Artículo:
Hace pocos días un conocido me decía lo siguiente "después de muertos todos somos buenos". Si os paráis a pensar, tal afirmación tiene su punto de verdad, ¿o acaso no tendemos a decir "q buena persona era fulano", "que maja era mengana" o, cuando somos menos indulgentes, "bueno, tenía defectos, como todos... pero era buena persona"? Quizás hacer tales aseveraciones acerca del común de nuestros conocidos finados se explique por la natural inclinación del ser humano a con el tiempo recordar sólo lo bueno; lo cual no deja de ser sino una forma de supervivencia más. Sería imposible Vivir recordando de manera machacona un día tras otro las putaditas que nos hace la vida, o las que nos hacen nuestros semejantes. Por otra parte, hay muchos que consideran que no se debe hablar mal de los muertos, justificando tal argumento en el hecho de que ya no se pueden defender, o bien que se trata de una falta de respeto hacia ellos. Pues bien, yo más bien pienso que se puede hablar absolutamente de todo, de TODO, siempre que se haga con respeto. Y el respeto no es patrimonio exclusivo de la memoria de los finados, no señor. Hay que respetar a los que ya no están, pero también a los que quedamos y a los que compartieron la vida con aquéllos; y hay que respetar su memoria, pero también la nuestra, y sobre todo hay que respetar la verdad, entendiendo por tal, la verdad de cada uno de nosotros; porque la Verdad, con mayúscula no existe, y huyo yo de quien me diga que la tiene en su mano.
Todo esta perorata viene a cuento de que hoy voy a hablaros de mi abuela paterna. Pensaba yo que no me costaría escribir sobre ella, porque tengo bastante claro lo que quiero contar; y sin embargo, ahora que comienzo a pensar en ella me asalta una especie de pudor... pienso que no todo lo que sé puedo ni debo contarlo. Es dificil mantener el equilibrio entre el respeto a su memoria y el respeto a mi verdad y la verdad de mi casa.

Tarea propuesta: Explica, en una a tres oraciones, por qué según el artículo solemos recordar solo lo bueno de los conocidos que han muerto. Las líneas que aparecen a continuación no tienen relación con el artículo.

Líneas dadas:
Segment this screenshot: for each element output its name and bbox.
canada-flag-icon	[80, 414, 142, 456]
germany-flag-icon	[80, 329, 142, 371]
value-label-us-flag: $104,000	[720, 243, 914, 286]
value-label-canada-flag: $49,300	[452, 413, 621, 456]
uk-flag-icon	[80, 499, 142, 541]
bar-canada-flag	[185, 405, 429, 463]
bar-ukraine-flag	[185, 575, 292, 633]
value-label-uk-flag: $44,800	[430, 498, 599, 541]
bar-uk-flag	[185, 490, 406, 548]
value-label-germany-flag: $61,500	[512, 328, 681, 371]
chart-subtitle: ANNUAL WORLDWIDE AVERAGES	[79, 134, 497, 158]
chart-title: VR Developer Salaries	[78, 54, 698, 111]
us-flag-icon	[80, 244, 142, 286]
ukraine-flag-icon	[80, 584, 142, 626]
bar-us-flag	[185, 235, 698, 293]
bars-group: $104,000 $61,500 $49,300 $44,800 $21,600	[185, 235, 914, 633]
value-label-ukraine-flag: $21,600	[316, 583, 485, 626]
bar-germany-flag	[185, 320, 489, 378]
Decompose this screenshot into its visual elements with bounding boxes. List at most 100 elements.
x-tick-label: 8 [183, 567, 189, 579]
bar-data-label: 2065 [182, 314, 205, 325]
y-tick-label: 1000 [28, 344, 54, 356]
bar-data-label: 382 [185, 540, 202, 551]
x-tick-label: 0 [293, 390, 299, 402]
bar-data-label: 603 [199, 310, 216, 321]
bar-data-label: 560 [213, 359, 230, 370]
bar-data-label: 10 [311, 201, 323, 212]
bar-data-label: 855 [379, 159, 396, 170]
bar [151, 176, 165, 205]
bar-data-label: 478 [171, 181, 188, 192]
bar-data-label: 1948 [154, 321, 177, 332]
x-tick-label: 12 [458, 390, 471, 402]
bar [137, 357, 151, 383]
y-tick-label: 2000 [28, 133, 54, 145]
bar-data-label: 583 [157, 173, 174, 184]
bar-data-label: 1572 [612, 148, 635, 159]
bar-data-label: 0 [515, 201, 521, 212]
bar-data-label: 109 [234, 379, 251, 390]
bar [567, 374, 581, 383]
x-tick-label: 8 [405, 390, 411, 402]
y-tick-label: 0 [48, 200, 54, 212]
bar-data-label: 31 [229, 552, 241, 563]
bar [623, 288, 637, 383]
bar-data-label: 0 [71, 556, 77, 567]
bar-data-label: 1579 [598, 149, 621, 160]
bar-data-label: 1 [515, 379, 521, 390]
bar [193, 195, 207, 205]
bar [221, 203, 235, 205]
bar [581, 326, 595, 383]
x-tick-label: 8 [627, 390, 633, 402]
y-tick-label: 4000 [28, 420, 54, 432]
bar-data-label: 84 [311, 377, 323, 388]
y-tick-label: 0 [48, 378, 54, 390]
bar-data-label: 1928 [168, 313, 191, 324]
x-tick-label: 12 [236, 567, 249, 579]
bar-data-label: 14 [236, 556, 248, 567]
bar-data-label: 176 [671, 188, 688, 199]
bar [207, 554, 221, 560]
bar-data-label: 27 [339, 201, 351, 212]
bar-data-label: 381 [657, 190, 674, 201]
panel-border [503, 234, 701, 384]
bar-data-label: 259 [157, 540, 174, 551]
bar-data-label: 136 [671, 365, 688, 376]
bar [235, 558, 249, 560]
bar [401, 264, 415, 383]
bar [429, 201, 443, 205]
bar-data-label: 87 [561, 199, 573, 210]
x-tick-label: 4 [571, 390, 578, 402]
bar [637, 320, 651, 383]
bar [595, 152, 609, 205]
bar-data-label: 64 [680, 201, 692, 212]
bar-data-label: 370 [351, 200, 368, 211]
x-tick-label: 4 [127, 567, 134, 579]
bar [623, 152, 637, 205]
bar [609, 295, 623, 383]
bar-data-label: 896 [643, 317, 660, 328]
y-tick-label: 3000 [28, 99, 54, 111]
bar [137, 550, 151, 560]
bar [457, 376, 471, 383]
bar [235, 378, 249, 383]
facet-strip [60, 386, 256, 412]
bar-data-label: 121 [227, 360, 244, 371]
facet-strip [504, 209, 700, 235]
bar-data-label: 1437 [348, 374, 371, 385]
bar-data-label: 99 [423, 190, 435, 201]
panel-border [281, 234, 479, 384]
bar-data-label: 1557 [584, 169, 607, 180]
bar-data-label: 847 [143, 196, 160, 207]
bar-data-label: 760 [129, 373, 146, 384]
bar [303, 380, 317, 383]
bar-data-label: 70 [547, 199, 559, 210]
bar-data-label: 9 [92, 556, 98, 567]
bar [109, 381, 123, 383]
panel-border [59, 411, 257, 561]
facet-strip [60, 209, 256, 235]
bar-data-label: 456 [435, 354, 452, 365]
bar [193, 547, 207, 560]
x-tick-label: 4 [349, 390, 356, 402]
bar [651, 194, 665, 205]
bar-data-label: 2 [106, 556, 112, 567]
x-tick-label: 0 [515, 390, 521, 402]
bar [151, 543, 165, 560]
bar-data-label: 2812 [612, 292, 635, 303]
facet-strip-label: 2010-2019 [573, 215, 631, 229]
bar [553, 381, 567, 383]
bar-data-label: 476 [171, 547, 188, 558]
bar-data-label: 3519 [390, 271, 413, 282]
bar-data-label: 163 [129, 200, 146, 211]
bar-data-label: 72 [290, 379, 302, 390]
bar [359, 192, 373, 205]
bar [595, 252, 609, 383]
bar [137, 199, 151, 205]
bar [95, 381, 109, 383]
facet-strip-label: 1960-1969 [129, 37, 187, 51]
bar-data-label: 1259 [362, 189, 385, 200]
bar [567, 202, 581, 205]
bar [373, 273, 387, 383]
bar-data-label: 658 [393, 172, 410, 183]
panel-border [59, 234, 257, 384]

Solución: Podría deberse a la inclinación natural del ser humano a recordar con el tiempo solo lo bueno, lo cual es una forma más de supervivencia. Sería imposible vivir recordando día tras día las malas pasadas que nos hacen la vida o nuestros semejantes.